Written task: Look over the lines below. Report each one that includes the string "Friedrich".

Exercise input:
* START *

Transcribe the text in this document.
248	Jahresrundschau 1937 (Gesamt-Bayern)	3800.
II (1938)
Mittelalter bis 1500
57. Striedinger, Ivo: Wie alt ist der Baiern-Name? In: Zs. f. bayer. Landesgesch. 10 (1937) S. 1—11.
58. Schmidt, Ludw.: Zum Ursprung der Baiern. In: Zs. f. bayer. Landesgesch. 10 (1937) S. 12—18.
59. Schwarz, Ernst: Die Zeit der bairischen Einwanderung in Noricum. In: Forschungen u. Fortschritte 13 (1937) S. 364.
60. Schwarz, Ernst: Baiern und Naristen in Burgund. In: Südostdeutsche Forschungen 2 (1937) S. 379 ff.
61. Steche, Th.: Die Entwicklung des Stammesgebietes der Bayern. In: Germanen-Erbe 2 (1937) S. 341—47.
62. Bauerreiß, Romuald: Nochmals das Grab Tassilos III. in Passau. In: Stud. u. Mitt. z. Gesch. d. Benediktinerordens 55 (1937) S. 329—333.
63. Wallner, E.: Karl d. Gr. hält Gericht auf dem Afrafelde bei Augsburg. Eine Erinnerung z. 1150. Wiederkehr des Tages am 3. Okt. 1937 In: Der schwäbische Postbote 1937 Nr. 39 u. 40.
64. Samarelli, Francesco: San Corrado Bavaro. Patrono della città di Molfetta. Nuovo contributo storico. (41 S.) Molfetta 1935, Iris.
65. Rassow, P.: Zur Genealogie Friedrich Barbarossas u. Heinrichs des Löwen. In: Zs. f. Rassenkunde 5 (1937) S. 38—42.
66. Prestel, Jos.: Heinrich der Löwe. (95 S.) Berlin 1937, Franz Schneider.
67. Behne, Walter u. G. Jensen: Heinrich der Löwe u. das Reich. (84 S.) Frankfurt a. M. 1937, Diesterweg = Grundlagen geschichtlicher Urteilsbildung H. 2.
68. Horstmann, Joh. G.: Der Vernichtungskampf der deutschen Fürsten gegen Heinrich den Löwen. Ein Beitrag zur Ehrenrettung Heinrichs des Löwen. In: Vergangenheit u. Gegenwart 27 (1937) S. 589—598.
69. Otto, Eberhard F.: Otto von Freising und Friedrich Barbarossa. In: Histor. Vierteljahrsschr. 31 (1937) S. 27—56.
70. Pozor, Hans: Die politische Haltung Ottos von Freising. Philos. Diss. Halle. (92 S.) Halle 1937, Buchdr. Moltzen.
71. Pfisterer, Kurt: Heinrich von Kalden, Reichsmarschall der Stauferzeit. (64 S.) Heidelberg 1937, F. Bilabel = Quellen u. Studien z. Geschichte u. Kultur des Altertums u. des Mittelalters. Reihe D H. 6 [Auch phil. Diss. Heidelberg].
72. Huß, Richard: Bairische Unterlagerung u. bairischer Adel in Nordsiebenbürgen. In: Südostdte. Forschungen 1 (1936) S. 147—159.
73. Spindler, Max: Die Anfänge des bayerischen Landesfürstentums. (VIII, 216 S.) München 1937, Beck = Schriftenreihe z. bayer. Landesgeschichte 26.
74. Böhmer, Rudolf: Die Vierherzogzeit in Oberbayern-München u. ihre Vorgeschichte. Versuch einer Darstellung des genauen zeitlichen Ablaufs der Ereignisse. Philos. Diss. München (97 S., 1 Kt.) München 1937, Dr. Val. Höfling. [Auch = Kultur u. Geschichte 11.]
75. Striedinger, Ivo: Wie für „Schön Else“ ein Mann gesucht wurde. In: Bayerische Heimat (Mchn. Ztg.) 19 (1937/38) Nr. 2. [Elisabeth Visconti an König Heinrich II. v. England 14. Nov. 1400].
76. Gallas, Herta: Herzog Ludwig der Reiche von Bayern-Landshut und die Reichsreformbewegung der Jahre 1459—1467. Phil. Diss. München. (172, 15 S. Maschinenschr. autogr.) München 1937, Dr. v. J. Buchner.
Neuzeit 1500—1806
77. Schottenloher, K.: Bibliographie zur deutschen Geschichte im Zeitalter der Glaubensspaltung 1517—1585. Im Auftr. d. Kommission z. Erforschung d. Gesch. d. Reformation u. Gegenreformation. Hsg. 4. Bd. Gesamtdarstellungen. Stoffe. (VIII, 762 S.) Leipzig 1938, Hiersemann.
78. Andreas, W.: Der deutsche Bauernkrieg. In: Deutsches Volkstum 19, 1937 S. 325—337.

* END *
* START *

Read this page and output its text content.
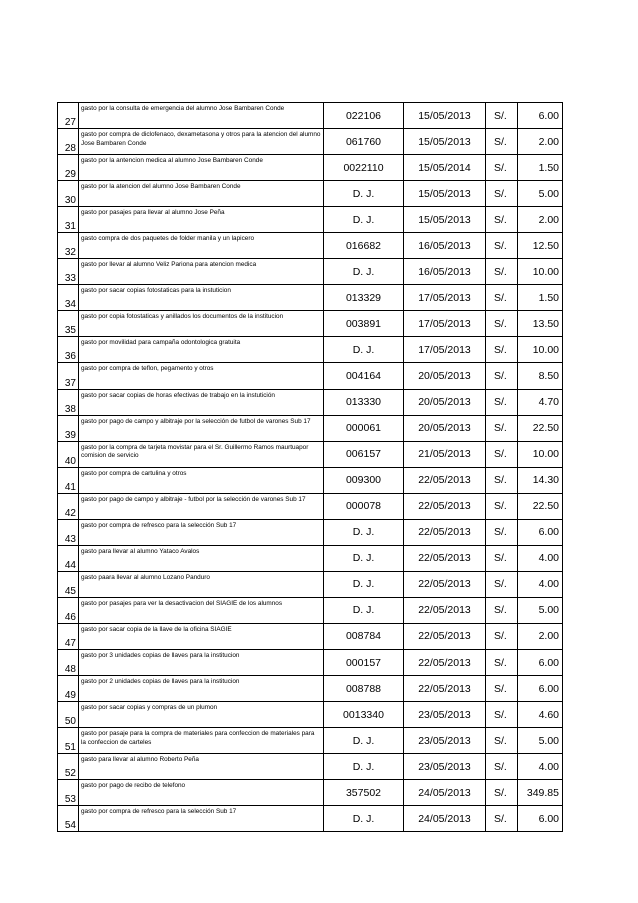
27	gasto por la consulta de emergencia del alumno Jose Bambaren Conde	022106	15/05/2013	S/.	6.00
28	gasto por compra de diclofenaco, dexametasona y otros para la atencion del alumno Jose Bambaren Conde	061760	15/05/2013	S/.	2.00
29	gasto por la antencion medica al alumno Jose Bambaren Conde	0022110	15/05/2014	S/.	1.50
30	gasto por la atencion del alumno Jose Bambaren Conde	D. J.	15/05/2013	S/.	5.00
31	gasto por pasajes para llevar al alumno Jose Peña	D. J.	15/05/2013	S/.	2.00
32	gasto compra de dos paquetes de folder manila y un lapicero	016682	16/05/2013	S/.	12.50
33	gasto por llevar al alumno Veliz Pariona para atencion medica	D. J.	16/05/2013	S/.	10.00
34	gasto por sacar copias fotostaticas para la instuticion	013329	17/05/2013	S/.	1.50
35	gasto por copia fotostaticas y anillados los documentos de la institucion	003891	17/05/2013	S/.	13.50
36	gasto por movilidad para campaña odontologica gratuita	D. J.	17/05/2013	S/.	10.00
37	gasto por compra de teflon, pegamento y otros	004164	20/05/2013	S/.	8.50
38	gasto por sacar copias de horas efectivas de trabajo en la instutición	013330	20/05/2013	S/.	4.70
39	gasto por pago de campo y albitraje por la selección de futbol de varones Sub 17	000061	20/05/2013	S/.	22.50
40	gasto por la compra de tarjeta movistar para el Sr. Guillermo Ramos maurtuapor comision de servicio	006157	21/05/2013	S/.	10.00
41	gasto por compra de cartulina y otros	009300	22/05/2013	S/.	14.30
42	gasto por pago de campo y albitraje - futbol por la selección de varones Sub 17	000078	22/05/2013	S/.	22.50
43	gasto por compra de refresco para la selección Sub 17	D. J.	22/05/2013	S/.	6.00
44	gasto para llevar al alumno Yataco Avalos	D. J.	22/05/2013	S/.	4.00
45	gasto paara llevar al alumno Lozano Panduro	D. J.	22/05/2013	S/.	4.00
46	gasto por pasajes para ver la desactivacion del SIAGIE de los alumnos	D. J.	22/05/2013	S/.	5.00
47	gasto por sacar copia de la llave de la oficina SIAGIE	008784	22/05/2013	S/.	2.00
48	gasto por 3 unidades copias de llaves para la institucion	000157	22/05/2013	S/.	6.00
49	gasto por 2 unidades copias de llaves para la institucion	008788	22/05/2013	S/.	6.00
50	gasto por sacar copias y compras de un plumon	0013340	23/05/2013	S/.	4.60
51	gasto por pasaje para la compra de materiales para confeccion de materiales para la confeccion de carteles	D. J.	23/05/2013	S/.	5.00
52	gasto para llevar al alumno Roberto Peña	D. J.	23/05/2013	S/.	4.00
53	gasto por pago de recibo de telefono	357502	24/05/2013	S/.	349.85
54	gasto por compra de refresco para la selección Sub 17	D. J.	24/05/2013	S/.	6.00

* END *

Answer to this task:
65. Rassow, P.: Zur Genealogie Friedrich Barbarossas u. Heinrichs des Löwen. In: Zs. f. Rassenkunde 5 (1937) S. 38—42.
69. Otto, Eberhard F.: Otto von Freising und Friedrich Barbarossa. In: Histor. Vierteljahrsschr. 31 (1937) S. 27—56.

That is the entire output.